WHAT THE TASK ASKS: Determine which lines contain the word "寒焰双生", then copy those lines.

Data entries
--------------------------------
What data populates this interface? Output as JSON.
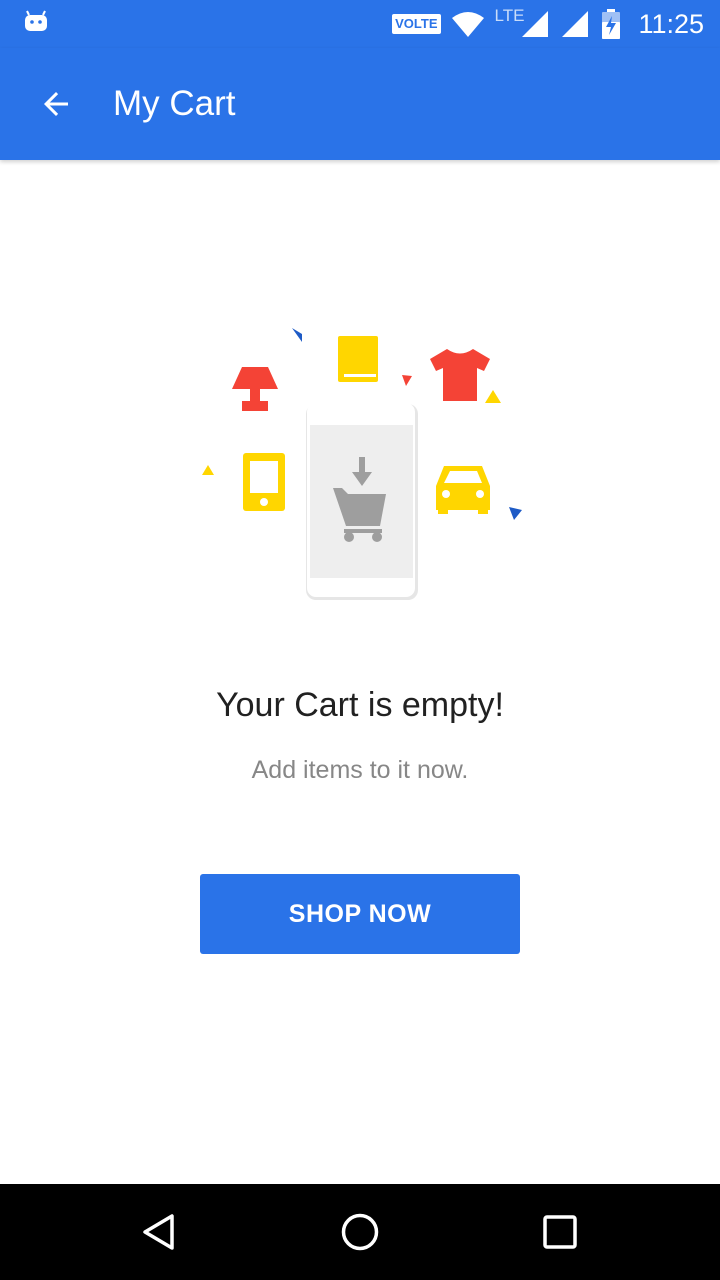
{
  "status_bar": {
    "volte_label": "VOLTE",
    "network_label": "LTE",
    "time": "11:25",
    "icons": [
      "android-notification-icon",
      "wifi-icon",
      "cell-signal-icon",
      "cell-signal-icon",
      "battery-charging-icon"
    ]
  },
  "app_bar": {
    "title": "My Cart",
    "back_icon": "arrow-back-icon",
    "background_color": "#2a73e8"
  },
  "empty_state": {
    "illustration_icons": [
      "lamp-icon",
      "book-icon",
      "tshirt-icon",
      "mobile-phone-icon",
      "car-icon",
      "phone-cart-icon",
      "cart-download-icon"
    ],
    "title": "Your Cart is empty!",
    "subtitle": "Add items to it now.",
    "button_label": "SHOP NOW"
  },
  "nav_bar": {
    "icons": [
      "back-triangle-icon",
      "home-circle-icon",
      "recents-square-icon"
    ]
  },
  "colors": {
    "primary": "#2a73e8",
    "accent_red": "#f44336",
    "accent_yellow": "#ffd600",
    "accent_blue": "#1e5bc6",
    "title_text": "#212121",
    "subtitle_text": "#878787"
  }
}
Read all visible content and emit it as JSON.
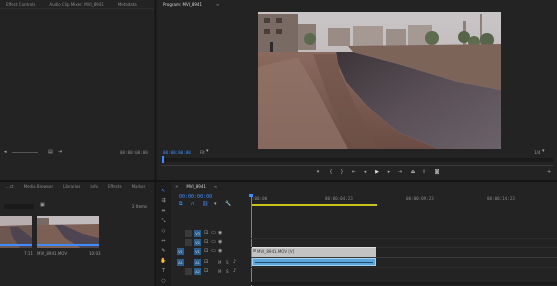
{
  "source_panel": {
    "tabs": [
      "Effect Controls",
      "Audio Clip Mixer: MVI_8941",
      "Metadata"
    ],
    "timecode": "00:00:00:00"
  },
  "program_monitor": {
    "tab": "Program: MVI_8941",
    "timecode": "00:00:00:00",
    "fit": "Fit",
    "quality": "1/4"
  },
  "project_panel": {
    "tabs": [
      "...ct",
      "Media Browser",
      "Libraries",
      "Info",
      "Effects",
      "Marker"
    ],
    "items_count": "2 Items",
    "items": [
      {
        "name": "",
        "duration": "7:11"
      },
      {
        "name": "MVI_8941.MOV",
        "duration": "10:03"
      }
    ]
  },
  "timeline": {
    "sequence_tab": "MVI_8941",
    "timecode": "00:00:00:00",
    "ruler": [
      ":00:00",
      "00:00:04:23",
      "00:00:09:23",
      "00:00:14:23"
    ],
    "video_tracks": [
      "V3",
      "V2",
      "V1"
    ],
    "audio_tracks": [
      "A1",
      "A2",
      "A3"
    ],
    "track_buttons": [
      "M",
      "S"
    ],
    "video_clip_label": "MVI_8941.MOV [V]"
  },
  "colors": {
    "accent": "#3f8cff",
    "panel": "#232323",
    "background": "#1d1d1d",
    "clip_video": "#c3c3c3",
    "clip_audio": "#5ea6d9"
  }
}
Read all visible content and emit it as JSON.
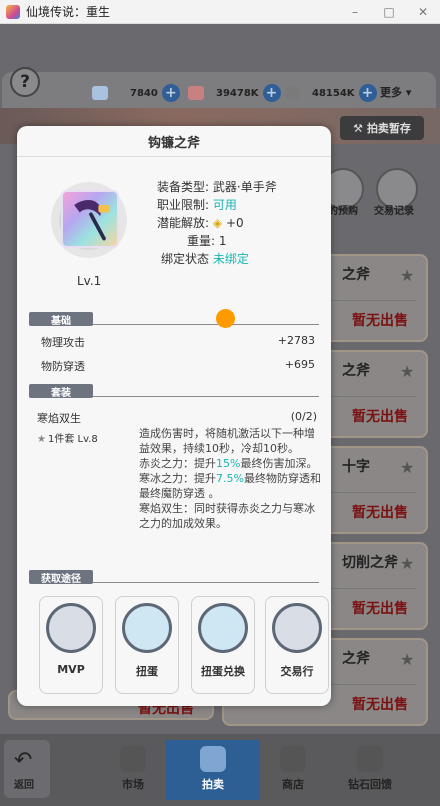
{
  "window": {
    "title": "仙境传说：重生"
  },
  "resources": [
    {
      "name": "diamond",
      "value": "7840",
      "color": "#a9c2e0"
    },
    {
      "name": "ruby",
      "value": "39478K",
      "color": "#c98080"
    },
    {
      "name": "coin",
      "value": "48154K",
      "color": "#7a7a7a"
    }
  ],
  "topbar": {
    "more": "更多",
    "auction_temp": "拍卖暂存"
  },
  "side_buttons": [
    {
      "label": "的预购"
    },
    {
      "label": "交易记录"
    }
  ],
  "listings": [
    {
      "name": "之斧",
      "status": "暂无出售"
    },
    {
      "name": "之斧",
      "status": "暂无出售"
    },
    {
      "name": "十字",
      "status": "暂无出售"
    },
    {
      "name": "切削之斧",
      "status": "暂无出售"
    },
    {
      "name": "之斧",
      "status": "暂无出售"
    },
    {
      "name": "",
      "status": "暂无出售"
    }
  ],
  "bottom_nav": {
    "back": "返回",
    "items": [
      {
        "label": "市场",
        "active": false
      },
      {
        "label": "拍卖",
        "active": true
      },
      {
        "label": "商店",
        "active": false
      },
      {
        "label": "钻石回馈",
        "active": false
      }
    ]
  },
  "popup": {
    "title": "钩镰之斧",
    "level": "Lv.1",
    "equip_type_label": "装备类型:",
    "equip_type_value": "武器·单手斧",
    "job_limit_label": "职业限制:",
    "job_limit_value": "可用",
    "potential_label": "潜能解放:",
    "potential_value": "+0",
    "weight_label": "重量:",
    "weight_value": "1",
    "bind_label": "绑定状态",
    "bind_value": "未绑定",
    "section_basic": "基础",
    "stats": [
      {
        "label": "物理攻击",
        "value": "+2783"
      },
      {
        "label": "物防穿透",
        "value": "+695"
      }
    ],
    "section_set": "套装",
    "set_name": "寒焰双生",
    "set_count": "(0/2)",
    "set_piece": "1件套 Lv.8",
    "set_desc": [
      {
        "text": "造成伤害时，将随机激活以下一种增益效果，持续10秒，冷却10秒。"
      },
      {
        "pre": "赤炎之力：提升",
        "hl": "15%",
        "post": "最终伤害加深。"
      },
      {
        "pre": "寒冰之力：提升",
        "hl": "7.5%",
        "post": "最终物防穿透和最终魔防穿透 。"
      },
      {
        "text": "寒焰双生：同时获得赤炎之力与寒冰之力的加成效果。"
      }
    ],
    "section_source": "获取途径",
    "sources": [
      {
        "label": "MVP",
        "icon": "mvp-icon"
      },
      {
        "label": "扭蛋",
        "icon": "gacha-icon"
      },
      {
        "label": "扭蛋兑换",
        "icon": "gacha-exchange-icon"
      },
      {
        "label": "交易行",
        "icon": "trade-icon"
      }
    ]
  },
  "colors": {
    "accent": "#1bb5b5",
    "active_nav": "#2e5f94",
    "status_red": "#7a1010",
    "indicator": "#ff9a00"
  }
}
--------------------------------
SOLUTION TO THIS PROBLEM:
    "set_name": "寒焰双生",
        "text": "寒焰双生：同时获得赤炎之力与寒冰之力的加成效果。"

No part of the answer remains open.